[start of Material shown]
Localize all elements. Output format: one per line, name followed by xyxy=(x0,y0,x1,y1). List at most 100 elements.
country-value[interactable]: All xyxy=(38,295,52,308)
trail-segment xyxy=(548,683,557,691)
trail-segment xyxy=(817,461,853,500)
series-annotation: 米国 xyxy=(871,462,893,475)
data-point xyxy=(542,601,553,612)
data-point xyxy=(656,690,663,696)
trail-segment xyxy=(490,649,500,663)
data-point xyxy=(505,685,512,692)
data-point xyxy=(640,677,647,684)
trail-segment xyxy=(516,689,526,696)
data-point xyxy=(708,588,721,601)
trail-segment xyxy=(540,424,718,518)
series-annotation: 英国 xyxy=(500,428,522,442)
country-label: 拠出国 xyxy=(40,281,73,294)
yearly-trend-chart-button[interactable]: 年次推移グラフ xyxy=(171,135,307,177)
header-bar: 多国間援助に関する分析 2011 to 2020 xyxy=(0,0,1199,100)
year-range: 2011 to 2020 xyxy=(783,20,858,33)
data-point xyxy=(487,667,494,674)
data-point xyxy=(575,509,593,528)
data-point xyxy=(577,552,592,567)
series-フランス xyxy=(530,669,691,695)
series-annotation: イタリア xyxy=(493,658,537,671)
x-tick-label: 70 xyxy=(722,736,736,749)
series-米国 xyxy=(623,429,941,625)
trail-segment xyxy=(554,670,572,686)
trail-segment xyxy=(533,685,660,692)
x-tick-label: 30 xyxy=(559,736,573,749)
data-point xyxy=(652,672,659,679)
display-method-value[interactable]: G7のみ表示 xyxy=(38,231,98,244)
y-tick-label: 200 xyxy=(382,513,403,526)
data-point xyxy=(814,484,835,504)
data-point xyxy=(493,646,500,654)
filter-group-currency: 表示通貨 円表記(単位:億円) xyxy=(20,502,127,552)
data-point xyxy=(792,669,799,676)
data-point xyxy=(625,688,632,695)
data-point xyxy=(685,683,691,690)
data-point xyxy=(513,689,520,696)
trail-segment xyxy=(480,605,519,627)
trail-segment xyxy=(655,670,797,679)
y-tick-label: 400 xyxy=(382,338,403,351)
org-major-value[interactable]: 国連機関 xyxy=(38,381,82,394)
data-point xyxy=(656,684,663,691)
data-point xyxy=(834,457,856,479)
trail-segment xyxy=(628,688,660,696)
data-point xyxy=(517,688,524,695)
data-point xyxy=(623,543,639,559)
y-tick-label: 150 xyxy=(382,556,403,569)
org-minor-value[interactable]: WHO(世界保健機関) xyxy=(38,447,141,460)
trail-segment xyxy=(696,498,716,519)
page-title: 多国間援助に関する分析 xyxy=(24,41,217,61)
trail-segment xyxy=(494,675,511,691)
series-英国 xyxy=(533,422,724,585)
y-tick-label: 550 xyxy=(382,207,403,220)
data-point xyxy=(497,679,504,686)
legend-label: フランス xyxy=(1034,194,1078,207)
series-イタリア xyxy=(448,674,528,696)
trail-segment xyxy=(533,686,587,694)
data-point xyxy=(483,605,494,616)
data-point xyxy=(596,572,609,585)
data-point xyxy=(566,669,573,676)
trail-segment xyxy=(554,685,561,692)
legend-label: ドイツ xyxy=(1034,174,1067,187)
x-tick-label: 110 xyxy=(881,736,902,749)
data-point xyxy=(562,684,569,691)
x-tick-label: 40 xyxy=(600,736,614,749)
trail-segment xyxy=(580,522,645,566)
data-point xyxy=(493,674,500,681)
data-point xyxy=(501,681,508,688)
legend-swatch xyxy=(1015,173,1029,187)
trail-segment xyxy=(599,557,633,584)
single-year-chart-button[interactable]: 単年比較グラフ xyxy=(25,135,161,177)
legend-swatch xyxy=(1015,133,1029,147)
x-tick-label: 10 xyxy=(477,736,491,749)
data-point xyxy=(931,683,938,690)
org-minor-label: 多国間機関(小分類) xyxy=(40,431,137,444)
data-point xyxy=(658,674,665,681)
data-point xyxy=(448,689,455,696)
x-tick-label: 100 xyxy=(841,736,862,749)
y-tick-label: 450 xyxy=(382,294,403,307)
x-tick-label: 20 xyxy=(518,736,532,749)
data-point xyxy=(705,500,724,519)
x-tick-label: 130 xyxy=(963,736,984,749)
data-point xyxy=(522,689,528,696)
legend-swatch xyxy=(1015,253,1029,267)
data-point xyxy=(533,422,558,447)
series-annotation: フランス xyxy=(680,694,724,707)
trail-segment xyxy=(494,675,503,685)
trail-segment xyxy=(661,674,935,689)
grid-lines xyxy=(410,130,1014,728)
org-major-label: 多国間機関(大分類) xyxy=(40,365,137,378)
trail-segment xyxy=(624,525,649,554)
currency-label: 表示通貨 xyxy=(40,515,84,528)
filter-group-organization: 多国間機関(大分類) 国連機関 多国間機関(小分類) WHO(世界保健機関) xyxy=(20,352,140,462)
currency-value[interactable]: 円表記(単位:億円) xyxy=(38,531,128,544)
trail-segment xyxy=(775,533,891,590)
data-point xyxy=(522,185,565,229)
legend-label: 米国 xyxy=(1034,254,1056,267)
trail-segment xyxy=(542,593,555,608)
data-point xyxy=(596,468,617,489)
[end of Material shown]
Give everything from the start of the records down through the line containing "data-point xyxy=(623,543,639,559)", both ends included, as a JSON list of strings with one string per line and blank lines left out.

Answer below:
[
  "Localize all elements. Output format: one per line, name followed by xyxy=(x0,y0,x1,y1). List at most 100 elements.",
  "country-value[interactable]: All xyxy=(38,295,52,308)",
  "trail-segment xyxy=(548,683,557,691)",
  "trail-segment xyxy=(817,461,853,500)",
  "series-annotation: 米国 xyxy=(871,462,893,475)",
  "data-point xyxy=(542,601,553,612)",
  "data-point xyxy=(656,690,663,696)",
  "trail-segment xyxy=(490,649,500,663)",
  "data-point xyxy=(505,685,512,692)",
  "data-point xyxy=(640,677,647,684)",
  "trail-segment xyxy=(516,689,526,696)",
  "data-point xyxy=(708,588,721,601)",
  "trail-segment xyxy=(540,424,718,518)",
  "series-annotation: 英国 xyxy=(500,428,522,442)",
  "country-label: 拠出国 xyxy=(40,281,73,294)",
  "yearly-trend-chart-button[interactable]: 年次推移グラフ xyxy=(171,135,307,177)",
  "header-bar: 多国間援助に関する分析 2011 to 2020 xyxy=(0,0,1199,100)",
  "year-range: 2011 to 2020 xyxy=(783,20,858,33)",
  "data-point xyxy=(487,667,494,674)",
  "data-point xyxy=(575,509,593,528)",
  "data-point xyxy=(577,552,592,567)",
  "series-フランス xyxy=(530,669,691,695)",
  "series-annotation: イタリア xyxy=(493,658,537,671)",
  "x-tick-label: 70 xyxy=(722,736,736,749)",
  "series-米国 xyxy=(623,429,941,625)",
  "trail-segment xyxy=(554,670,572,686)",
  "trail-segment xyxy=(533,685,660,692)",
  "x-tick-label: 30 xyxy=(559,736,573,749)",
  "data-point xyxy=(652,672,659,679)",
  "display-method-value[interactable]: G7のみ表示 xyxy=(38,231,98,244)",
  "y-tick-label: 200 xyxy=(382,513,403,526)",
  "data-point xyxy=(814,484,835,504)",
  "data-point xyxy=(493,646,500,654)",
  "filter-group-currency: 表示通貨 円表記(単位:億円) xyxy=(20,502,127,552)",
  "data-point xyxy=(792,669,799,676)",
  "data-point xyxy=(625,688,632,695)",
  "data-point xyxy=(685,683,691,690)",
  "data-point xyxy=(513,689,520,696)",
  "trail-segment xyxy=(480,605,519,627)",
  "trail-segment xyxy=(655,670,797,679)",
  "y-tick-label: 400 xyxy=(382,338,403,351)",
  "org-major-value[interactable]: 国連機関 xyxy=(38,381,82,394)",
  "data-point xyxy=(656,684,663,691)",
  "data-point xyxy=(834,457,856,479)",
  "trail-segment xyxy=(628,688,660,696)",
  "data-point xyxy=(517,688,524,695)",
  "data-point xyxy=(623,543,639,559)"
]